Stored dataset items

○ ○ ○

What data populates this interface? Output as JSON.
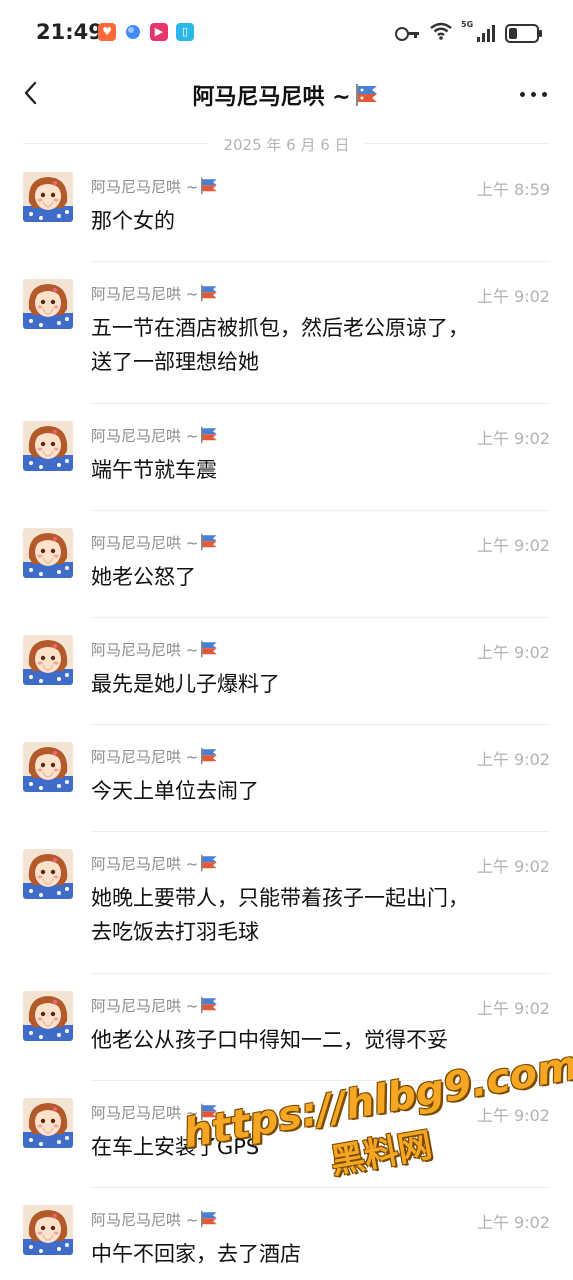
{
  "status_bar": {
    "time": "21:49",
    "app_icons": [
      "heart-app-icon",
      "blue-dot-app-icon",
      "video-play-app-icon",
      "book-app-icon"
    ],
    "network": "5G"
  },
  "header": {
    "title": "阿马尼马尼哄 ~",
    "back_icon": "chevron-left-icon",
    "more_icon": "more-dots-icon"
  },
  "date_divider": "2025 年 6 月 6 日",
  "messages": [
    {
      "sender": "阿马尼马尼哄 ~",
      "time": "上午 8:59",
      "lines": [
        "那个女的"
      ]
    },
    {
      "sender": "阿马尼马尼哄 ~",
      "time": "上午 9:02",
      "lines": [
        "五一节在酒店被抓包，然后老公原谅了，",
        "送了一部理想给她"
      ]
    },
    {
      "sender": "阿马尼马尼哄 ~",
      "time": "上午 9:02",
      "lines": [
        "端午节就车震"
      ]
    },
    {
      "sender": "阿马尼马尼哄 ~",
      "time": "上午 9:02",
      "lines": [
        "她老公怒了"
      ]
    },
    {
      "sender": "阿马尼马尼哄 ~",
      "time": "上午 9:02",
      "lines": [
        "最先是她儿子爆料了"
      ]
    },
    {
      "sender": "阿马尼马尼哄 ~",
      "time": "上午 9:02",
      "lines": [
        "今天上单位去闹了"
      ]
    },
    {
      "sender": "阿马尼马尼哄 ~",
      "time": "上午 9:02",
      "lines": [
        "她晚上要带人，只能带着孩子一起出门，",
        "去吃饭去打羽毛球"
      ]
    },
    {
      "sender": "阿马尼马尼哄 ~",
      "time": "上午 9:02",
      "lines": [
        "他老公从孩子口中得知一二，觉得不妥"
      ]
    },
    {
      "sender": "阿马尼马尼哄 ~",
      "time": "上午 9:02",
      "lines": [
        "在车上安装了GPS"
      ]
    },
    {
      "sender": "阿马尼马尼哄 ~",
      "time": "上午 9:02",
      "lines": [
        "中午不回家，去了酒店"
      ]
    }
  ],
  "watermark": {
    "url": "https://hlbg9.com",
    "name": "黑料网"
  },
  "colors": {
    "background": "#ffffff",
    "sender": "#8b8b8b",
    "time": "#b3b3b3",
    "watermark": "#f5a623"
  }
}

○ ○ ○

Go through the listing above and write it all out exactly, leaving out any picture.

__SOLUTION TO THIS PROBLEM__
What data populates this interface? Output as JSON.
{
  "status_bar": {
    "time": "21:49",
    "app_icons": [
      "heart-app-icon",
      "blue-dot-app-icon",
      "video-play-app-icon",
      "book-app-icon"
    ],
    "network": "5G"
  },
  "header": {
    "title": "阿马尼马尼哄 ~",
    "back_icon": "chevron-left-icon",
    "more_icon": "more-dots-icon"
  },
  "date_divider": "2025 年 6 月 6 日",
  "messages": [
    {
      "sender": "阿马尼马尼哄 ~",
      "time": "上午 8:59",
      "lines": [
        "那个女的"
      ]
    },
    {
      "sender": "阿马尼马尼哄 ~",
      "time": "上午 9:02",
      "lines": [
        "五一节在酒店被抓包，然后老公原谅了，",
        "送了一部理想给她"
      ]
    },
    {
      "sender": "阿马尼马尼哄 ~",
      "time": "上午 9:02",
      "lines": [
        "端午节就车震"
      ]
    },
    {
      "sender": "阿马尼马尼哄 ~",
      "time": "上午 9:02",
      "lines": [
        "她老公怒了"
      ]
    },
    {
      "sender": "阿马尼马尼哄 ~",
      "time": "上午 9:02",
      "lines": [
        "最先是她儿子爆料了"
      ]
    },
    {
      "sender": "阿马尼马尼哄 ~",
      "time": "上午 9:02",
      "lines": [
        "今天上单位去闹了"
      ]
    },
    {
      "sender": "阿马尼马尼哄 ~",
      "time": "上午 9:02",
      "lines": [
        "她晚上要带人，只能带着孩子一起出门，",
        "去吃饭去打羽毛球"
      ]
    },
    {
      "sender": "阿马尼马尼哄 ~",
      "time": "上午 9:02",
      "lines": [
        "他老公从孩子口中得知一二，觉得不妥"
      ]
    },
    {
      "sender": "阿马尼马尼哄 ~",
      "time": "上午 9:02",
      "lines": [
        "在车上安装了GPS"
      ]
    },
    {
      "sender": "阿马尼马尼哄 ~",
      "time": "上午 9:02",
      "lines": [
        "中午不回家，去了酒店"
      ]
    }
  ],
  "watermark": {
    "url": "https://hlbg9.com",
    "name": "黑料网"
  },
  "colors": {
    "background": "#ffffff",
    "sender": "#8b8b8b",
    "time": "#b3b3b3",
    "watermark": "#f5a623"
  }
}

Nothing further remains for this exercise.